Repeat the entries word for word, everything from the start down to the line that contains "label-ethiopia-name: Ethiopia [352,209,389,220]", including that line.

- Data entries -

--- Begin ---

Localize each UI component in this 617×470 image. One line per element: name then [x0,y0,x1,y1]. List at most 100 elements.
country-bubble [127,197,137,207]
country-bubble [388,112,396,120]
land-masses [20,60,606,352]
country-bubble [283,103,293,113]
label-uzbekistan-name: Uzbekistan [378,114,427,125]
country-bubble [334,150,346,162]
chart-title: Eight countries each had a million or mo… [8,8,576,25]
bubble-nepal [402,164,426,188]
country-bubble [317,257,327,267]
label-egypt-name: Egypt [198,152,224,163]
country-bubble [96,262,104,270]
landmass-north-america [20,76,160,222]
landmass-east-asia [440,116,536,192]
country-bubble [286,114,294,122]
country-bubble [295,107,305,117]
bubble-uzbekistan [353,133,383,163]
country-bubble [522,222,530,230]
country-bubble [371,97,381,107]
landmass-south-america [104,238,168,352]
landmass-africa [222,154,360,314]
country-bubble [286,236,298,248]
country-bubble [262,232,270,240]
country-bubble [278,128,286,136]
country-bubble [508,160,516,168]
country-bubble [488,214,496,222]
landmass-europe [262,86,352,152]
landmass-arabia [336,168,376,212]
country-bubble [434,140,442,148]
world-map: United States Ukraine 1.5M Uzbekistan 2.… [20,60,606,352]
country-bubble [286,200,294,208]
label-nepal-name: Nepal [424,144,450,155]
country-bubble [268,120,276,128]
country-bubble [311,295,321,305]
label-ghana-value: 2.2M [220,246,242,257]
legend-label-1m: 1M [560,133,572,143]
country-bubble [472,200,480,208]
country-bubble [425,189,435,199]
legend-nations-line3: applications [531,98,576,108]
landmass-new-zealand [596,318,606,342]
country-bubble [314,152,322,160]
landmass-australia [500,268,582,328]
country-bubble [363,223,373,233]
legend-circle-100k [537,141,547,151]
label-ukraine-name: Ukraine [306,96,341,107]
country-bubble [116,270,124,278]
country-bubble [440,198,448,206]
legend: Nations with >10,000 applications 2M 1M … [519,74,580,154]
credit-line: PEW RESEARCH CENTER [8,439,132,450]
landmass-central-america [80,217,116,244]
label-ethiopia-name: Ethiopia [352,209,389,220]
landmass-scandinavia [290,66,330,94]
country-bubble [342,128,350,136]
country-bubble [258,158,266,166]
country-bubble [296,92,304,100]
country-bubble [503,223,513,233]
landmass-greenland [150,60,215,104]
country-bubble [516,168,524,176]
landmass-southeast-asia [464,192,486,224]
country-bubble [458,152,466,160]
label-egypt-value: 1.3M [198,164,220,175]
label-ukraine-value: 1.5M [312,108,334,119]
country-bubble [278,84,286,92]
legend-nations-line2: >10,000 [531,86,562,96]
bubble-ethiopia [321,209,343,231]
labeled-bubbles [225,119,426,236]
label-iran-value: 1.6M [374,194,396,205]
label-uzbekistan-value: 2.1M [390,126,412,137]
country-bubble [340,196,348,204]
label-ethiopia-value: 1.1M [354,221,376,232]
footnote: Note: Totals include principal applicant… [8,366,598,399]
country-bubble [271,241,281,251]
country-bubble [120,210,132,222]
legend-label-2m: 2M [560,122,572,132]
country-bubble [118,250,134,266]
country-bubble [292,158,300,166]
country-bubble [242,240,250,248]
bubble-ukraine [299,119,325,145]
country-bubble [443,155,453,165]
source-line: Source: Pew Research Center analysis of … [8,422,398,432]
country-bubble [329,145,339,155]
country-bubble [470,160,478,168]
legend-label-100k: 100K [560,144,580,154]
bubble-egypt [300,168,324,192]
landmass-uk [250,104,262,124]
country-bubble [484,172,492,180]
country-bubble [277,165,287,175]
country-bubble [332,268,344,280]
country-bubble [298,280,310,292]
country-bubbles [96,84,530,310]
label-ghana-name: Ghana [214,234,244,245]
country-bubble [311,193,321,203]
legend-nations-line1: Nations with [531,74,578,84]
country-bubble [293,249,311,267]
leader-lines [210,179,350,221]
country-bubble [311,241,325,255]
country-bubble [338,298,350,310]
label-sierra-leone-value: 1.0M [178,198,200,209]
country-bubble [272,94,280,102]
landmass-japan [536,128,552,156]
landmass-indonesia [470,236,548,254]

--- End ---

- ANSWER -
Localize each UI component in this 617×470 image. One line per element: name then [x0,y0,x1,y1]. List at most 100 elements.
country-bubble [127,197,137,207]
country-bubble [388,112,396,120]
land-masses [20,60,606,352]
country-bubble [283,103,293,113]
label-uzbekistan-name: Uzbekistan [378,114,427,125]
country-bubble [334,150,346,162]
chart-title: Eight countries each had a million or mo… [8,8,576,25]
bubble-nepal [402,164,426,188]
country-bubble [317,257,327,267]
label-egypt-name: Egypt [198,152,224,163]
country-bubble [96,262,104,270]
landmass-north-america [20,76,160,222]
landmass-east-asia [440,116,536,192]
country-bubble [286,114,294,122]
country-bubble [295,107,305,117]
bubble-uzbekistan [353,133,383,163]
country-bubble [522,222,530,230]
country-bubble [371,97,381,107]
landmass-south-america [104,238,168,352]
landmass-africa [222,154,360,314]
country-bubble [286,236,298,248]
country-bubble [262,232,270,240]
country-bubble [278,128,286,136]
country-bubble [508,160,516,168]
country-bubble [488,214,496,222]
landmass-europe [262,86,352,152]
landmass-arabia [336,168,376,212]
country-bubble [434,140,442,148]
world-map: United States Ukraine 1.5M Uzbekistan 2.… [20,60,606,352]
country-bubble [286,200,294,208]
label-nepal-name: Nepal [424,144,450,155]
country-bubble [268,120,276,128]
country-bubble [311,295,321,305]
label-ghana-value: 2.2M [220,246,242,257]
legend-label-1m: 1M [560,133,572,143]
country-bubble [472,200,480,208]
country-bubble [425,189,435,199]
legend-nations-line3: applications [531,98,576,108]
landmass-new-zealand [596,318,606,342]
country-bubble [314,152,322,160]
landmass-australia [500,268,582,328]
country-bubble [363,223,373,233]
legend-circle-100k [537,141,547,151]
label-ukraine-name: Ukraine [306,96,341,107]
country-bubble [116,270,124,278]
country-bubble [440,198,448,206]
legend: Nations with >10,000 applications 2M 1M … [519,74,580,154]
credit-line: PEW RESEARCH CENTER [8,439,132,450]
landmass-central-america [80,217,116,244]
label-ethiopia-name: Ethiopia [352,209,389,220]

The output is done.